### What needs to be done
Scan the records below for the word "водоотведения" and give only the number of lines that hold it.
┌─ Records
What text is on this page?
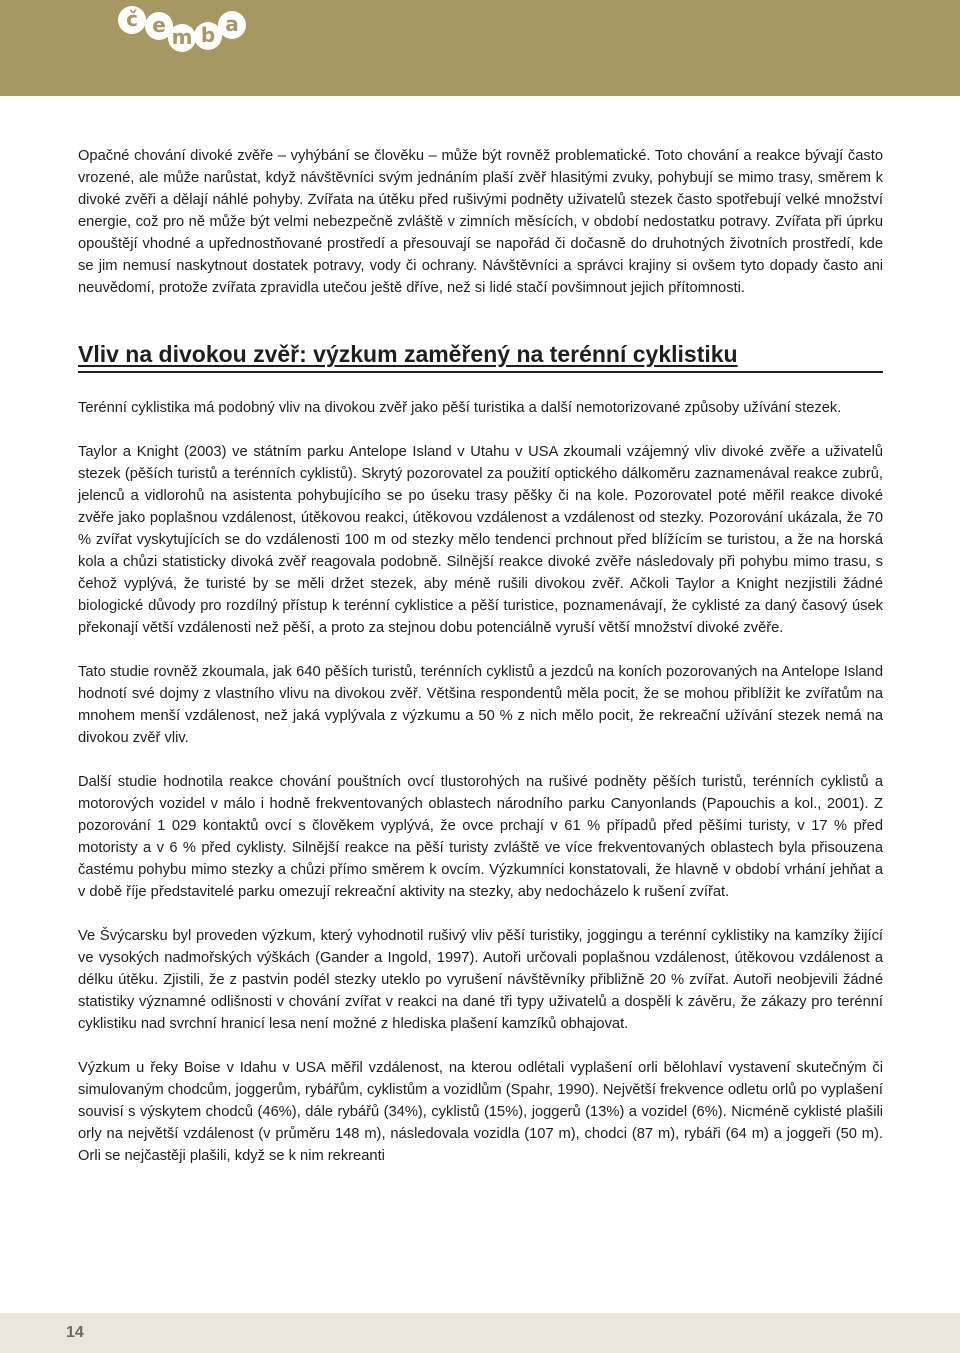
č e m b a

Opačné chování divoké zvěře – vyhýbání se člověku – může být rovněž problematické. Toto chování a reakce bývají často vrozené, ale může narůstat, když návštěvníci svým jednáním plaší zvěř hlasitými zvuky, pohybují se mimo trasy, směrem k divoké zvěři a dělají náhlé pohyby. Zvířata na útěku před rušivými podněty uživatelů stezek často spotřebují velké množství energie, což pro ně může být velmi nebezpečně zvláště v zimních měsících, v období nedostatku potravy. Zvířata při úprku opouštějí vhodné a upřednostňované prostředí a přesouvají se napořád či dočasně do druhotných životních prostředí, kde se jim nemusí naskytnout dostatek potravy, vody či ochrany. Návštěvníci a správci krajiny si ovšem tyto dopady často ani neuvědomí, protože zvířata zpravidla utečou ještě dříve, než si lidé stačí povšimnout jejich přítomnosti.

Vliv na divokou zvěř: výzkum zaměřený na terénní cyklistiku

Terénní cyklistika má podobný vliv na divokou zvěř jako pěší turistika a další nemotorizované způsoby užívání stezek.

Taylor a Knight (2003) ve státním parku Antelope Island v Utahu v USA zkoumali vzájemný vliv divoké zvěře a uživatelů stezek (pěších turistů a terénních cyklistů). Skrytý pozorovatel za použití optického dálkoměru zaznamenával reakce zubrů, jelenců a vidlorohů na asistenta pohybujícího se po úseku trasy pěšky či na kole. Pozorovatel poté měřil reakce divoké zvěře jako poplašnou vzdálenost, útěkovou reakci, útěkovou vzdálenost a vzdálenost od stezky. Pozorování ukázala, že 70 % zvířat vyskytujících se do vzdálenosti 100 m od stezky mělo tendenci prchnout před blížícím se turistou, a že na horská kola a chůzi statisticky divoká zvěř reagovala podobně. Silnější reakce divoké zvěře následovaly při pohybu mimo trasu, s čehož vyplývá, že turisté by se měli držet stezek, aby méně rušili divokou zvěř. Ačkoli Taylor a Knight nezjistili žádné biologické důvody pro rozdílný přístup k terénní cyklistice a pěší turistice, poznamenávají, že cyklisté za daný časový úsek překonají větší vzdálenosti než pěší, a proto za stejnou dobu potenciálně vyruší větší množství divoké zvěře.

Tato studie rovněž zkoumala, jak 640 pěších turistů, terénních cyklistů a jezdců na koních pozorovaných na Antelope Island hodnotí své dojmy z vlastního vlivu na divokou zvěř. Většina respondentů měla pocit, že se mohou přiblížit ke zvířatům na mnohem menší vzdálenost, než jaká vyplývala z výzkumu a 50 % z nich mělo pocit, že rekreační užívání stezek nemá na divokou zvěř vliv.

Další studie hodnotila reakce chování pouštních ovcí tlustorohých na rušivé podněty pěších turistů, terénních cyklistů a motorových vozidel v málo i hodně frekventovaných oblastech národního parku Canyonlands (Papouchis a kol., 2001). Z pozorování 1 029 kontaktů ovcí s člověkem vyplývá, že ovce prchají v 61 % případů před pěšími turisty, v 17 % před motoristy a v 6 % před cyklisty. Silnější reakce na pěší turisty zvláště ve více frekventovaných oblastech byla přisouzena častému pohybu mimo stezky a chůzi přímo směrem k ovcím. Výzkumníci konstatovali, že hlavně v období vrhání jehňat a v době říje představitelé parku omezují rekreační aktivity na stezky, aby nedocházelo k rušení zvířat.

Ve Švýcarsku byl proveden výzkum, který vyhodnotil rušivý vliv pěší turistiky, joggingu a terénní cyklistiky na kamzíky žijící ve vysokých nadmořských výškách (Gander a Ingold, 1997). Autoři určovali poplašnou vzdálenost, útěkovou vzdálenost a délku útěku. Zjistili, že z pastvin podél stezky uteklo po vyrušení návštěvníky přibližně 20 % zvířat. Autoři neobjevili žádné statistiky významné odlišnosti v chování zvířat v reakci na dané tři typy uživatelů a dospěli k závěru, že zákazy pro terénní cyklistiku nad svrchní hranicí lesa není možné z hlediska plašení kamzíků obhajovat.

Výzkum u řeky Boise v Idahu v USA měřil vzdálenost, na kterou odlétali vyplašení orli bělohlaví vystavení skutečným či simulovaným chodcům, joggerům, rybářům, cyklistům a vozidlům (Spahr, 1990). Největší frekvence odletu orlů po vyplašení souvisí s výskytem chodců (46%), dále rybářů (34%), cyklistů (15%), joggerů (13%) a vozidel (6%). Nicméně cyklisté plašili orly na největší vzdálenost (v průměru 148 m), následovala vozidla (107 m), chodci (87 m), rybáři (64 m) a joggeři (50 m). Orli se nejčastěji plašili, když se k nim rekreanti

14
└─
┌─ Records
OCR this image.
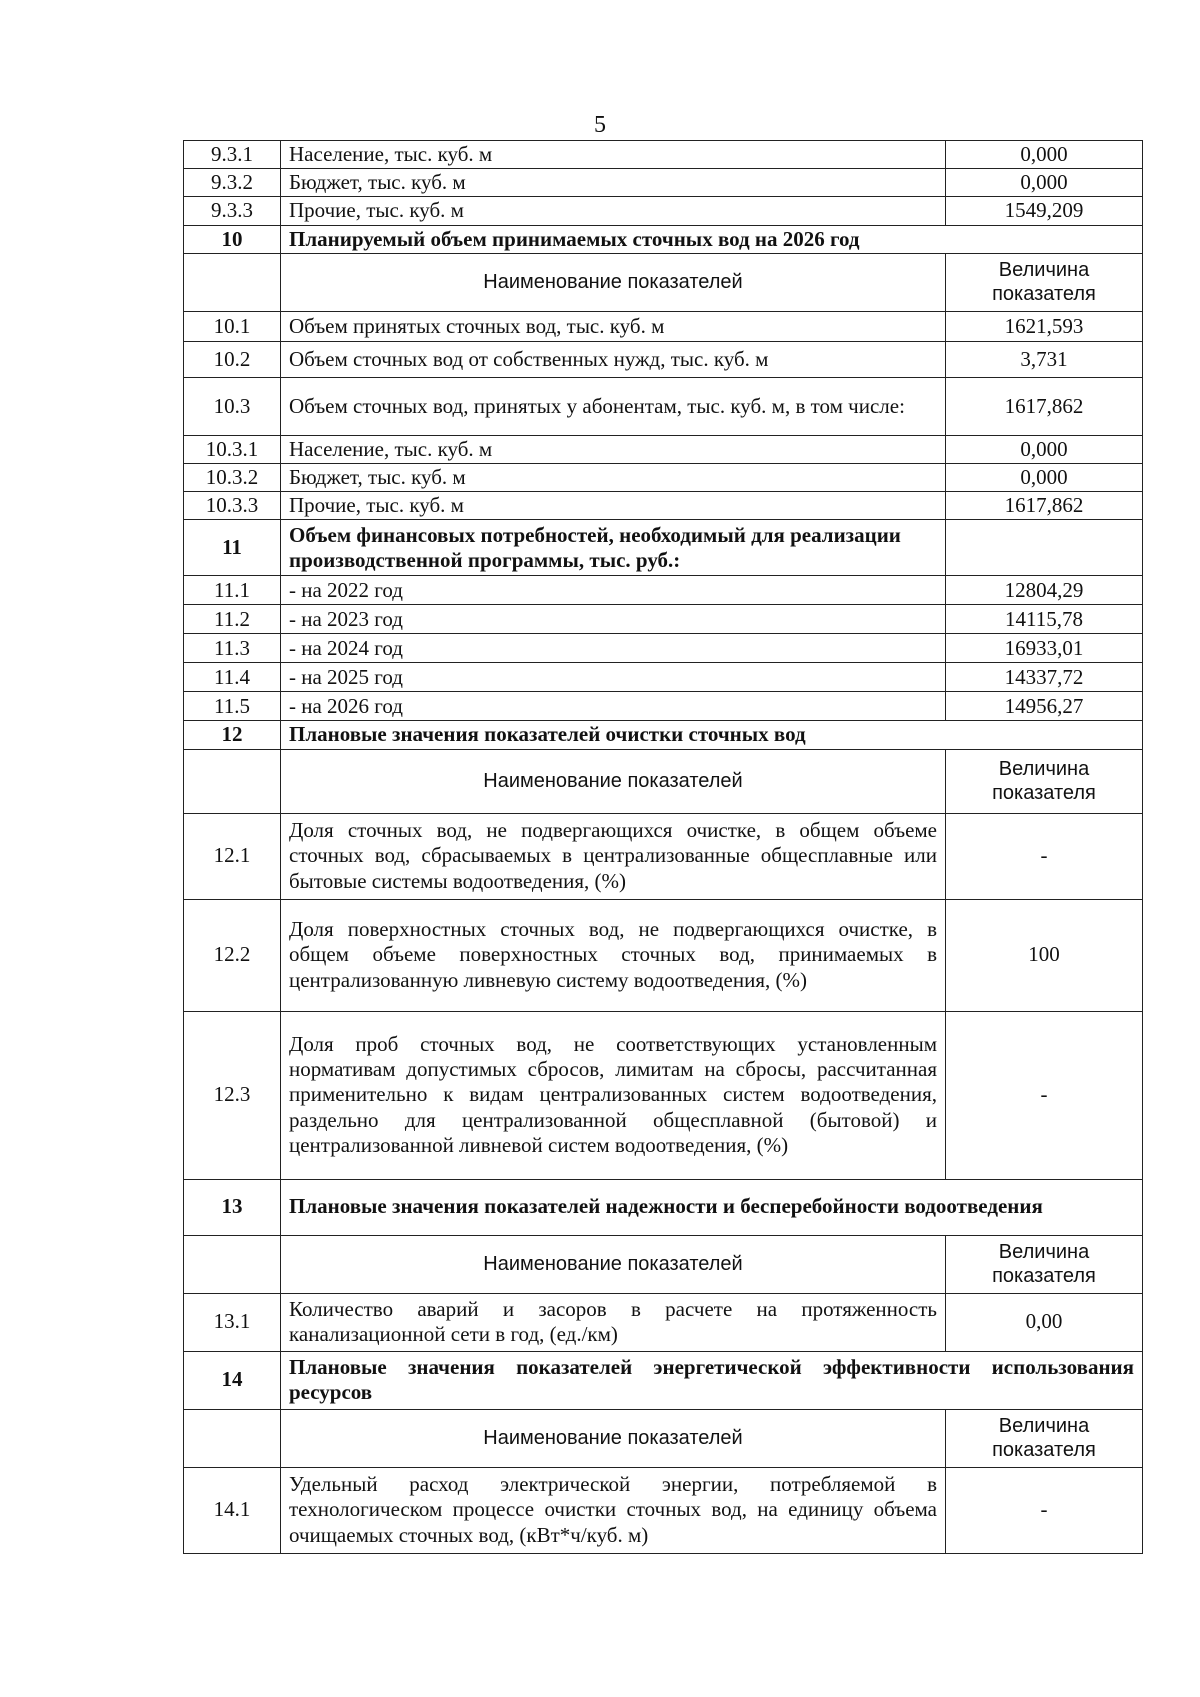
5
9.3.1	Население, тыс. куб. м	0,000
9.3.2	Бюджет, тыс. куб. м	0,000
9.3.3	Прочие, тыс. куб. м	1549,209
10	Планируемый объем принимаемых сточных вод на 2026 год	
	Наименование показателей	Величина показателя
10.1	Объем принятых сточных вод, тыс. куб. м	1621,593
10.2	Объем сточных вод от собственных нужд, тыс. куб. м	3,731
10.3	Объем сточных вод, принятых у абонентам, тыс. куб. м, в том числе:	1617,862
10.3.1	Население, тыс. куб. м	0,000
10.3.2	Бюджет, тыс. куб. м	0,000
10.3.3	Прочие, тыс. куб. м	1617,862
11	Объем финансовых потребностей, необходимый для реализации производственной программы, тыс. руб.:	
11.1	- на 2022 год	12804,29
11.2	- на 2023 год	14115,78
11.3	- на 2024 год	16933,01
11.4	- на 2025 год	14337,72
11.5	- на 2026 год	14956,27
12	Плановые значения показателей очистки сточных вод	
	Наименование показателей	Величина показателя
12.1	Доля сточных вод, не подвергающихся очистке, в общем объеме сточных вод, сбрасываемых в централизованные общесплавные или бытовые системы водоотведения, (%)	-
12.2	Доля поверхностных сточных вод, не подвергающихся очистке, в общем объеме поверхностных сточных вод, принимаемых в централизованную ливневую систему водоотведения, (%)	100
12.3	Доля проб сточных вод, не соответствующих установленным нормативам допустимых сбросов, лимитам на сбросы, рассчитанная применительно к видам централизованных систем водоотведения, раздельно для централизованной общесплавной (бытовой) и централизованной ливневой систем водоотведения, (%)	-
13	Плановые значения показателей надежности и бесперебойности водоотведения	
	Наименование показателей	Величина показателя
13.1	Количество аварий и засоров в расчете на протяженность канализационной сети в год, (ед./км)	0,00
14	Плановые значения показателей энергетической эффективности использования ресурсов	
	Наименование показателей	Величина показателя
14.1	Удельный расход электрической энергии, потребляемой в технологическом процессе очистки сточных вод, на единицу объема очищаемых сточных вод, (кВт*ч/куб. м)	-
└─
┌─ Records
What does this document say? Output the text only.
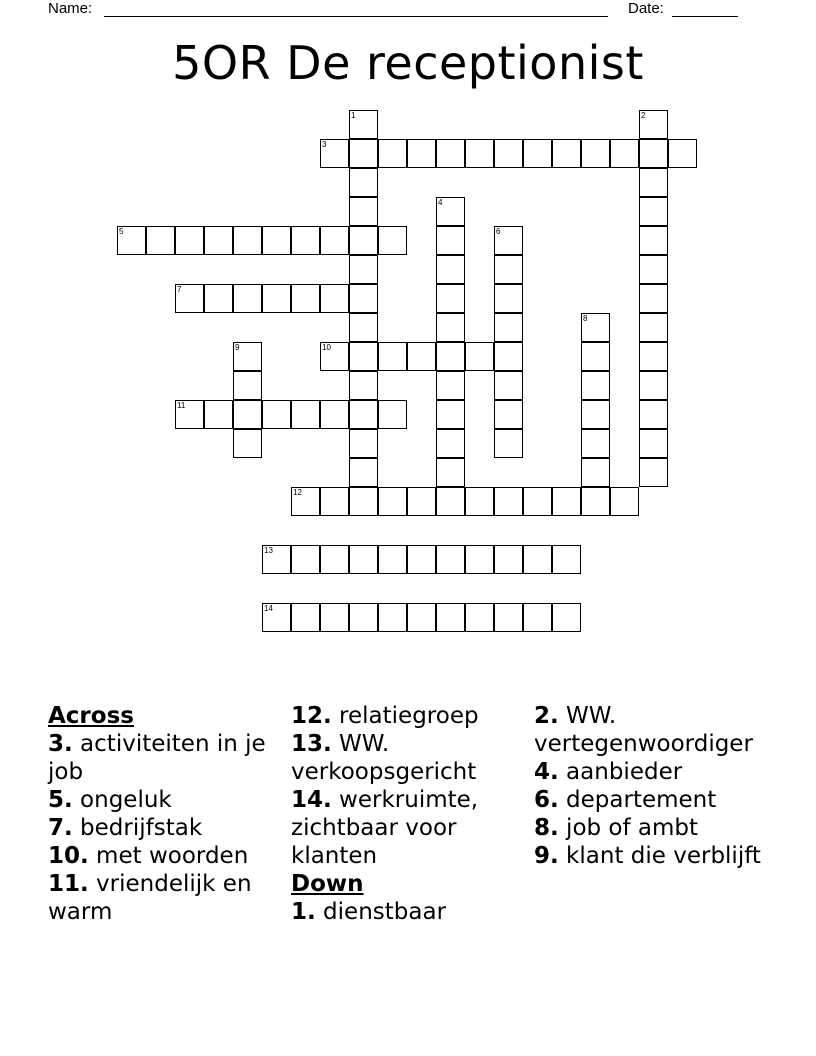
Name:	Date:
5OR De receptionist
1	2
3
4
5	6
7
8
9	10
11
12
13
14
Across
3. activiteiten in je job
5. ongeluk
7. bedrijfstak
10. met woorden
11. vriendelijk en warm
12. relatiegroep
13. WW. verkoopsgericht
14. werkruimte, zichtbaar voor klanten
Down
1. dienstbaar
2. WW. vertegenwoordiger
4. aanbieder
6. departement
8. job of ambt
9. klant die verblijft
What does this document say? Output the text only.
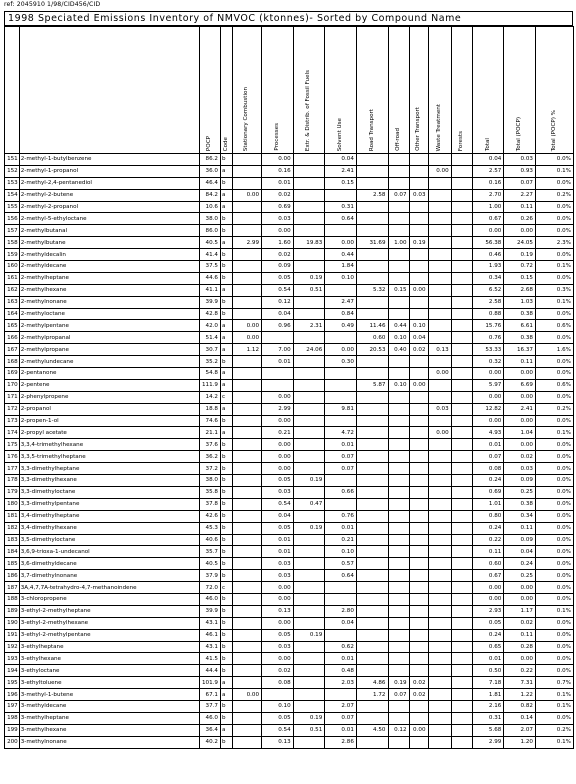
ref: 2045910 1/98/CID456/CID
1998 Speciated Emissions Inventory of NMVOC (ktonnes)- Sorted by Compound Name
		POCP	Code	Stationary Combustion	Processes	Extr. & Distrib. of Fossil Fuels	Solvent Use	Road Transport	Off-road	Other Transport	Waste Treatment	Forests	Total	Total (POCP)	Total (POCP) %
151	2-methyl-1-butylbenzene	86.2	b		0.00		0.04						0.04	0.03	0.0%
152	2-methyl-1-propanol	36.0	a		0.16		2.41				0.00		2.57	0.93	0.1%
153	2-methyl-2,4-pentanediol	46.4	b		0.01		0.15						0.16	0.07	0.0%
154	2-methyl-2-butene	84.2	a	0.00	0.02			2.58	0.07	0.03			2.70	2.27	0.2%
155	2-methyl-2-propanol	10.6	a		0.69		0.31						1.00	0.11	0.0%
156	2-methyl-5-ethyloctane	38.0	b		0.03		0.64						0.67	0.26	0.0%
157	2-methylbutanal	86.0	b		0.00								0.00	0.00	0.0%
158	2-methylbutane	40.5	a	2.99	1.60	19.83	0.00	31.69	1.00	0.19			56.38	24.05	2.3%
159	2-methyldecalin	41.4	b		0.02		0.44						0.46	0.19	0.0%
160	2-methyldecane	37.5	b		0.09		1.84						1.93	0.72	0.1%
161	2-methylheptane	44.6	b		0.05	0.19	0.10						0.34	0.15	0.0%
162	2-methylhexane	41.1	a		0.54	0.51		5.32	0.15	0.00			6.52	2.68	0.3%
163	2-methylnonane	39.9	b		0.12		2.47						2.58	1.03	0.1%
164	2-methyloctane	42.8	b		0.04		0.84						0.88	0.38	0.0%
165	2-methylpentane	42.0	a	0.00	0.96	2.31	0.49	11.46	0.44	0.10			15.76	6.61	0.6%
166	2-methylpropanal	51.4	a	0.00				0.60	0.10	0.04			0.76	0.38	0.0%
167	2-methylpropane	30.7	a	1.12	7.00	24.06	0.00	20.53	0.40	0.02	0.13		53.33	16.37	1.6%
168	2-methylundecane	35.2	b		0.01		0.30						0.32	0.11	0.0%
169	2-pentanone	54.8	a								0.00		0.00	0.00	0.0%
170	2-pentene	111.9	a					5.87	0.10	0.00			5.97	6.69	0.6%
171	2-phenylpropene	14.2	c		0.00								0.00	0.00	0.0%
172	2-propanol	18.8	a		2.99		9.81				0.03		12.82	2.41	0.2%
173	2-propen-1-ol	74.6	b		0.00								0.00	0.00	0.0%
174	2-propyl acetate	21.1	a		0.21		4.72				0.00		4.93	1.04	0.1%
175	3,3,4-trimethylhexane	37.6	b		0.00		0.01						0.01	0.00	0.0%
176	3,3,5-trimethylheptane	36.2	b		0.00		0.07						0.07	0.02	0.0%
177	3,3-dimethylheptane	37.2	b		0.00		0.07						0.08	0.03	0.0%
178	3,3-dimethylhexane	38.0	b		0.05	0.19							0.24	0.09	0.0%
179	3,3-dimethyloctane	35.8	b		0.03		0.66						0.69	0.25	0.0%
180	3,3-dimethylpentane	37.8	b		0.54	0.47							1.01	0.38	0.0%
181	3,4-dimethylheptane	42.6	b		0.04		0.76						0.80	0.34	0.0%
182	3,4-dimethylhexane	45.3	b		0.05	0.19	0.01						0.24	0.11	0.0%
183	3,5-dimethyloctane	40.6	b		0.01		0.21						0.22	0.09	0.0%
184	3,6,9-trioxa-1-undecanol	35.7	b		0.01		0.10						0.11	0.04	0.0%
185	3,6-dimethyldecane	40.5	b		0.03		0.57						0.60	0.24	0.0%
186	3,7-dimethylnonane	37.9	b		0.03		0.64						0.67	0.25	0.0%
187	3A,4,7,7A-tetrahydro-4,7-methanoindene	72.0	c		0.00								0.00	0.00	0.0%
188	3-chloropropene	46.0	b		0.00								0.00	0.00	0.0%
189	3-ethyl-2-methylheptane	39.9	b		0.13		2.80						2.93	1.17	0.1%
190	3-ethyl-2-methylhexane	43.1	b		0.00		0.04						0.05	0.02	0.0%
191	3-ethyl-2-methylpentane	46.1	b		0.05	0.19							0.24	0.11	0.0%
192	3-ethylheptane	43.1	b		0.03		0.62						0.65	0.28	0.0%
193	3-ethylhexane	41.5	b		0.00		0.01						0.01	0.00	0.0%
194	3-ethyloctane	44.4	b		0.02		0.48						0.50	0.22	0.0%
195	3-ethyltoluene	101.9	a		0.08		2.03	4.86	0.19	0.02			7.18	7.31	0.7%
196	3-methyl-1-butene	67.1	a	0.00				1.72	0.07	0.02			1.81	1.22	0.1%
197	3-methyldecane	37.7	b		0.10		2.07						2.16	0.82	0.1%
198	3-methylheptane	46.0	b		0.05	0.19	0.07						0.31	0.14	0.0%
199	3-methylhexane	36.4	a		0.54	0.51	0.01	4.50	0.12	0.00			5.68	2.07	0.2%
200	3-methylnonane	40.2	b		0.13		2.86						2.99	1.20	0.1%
└─
### Correct response
4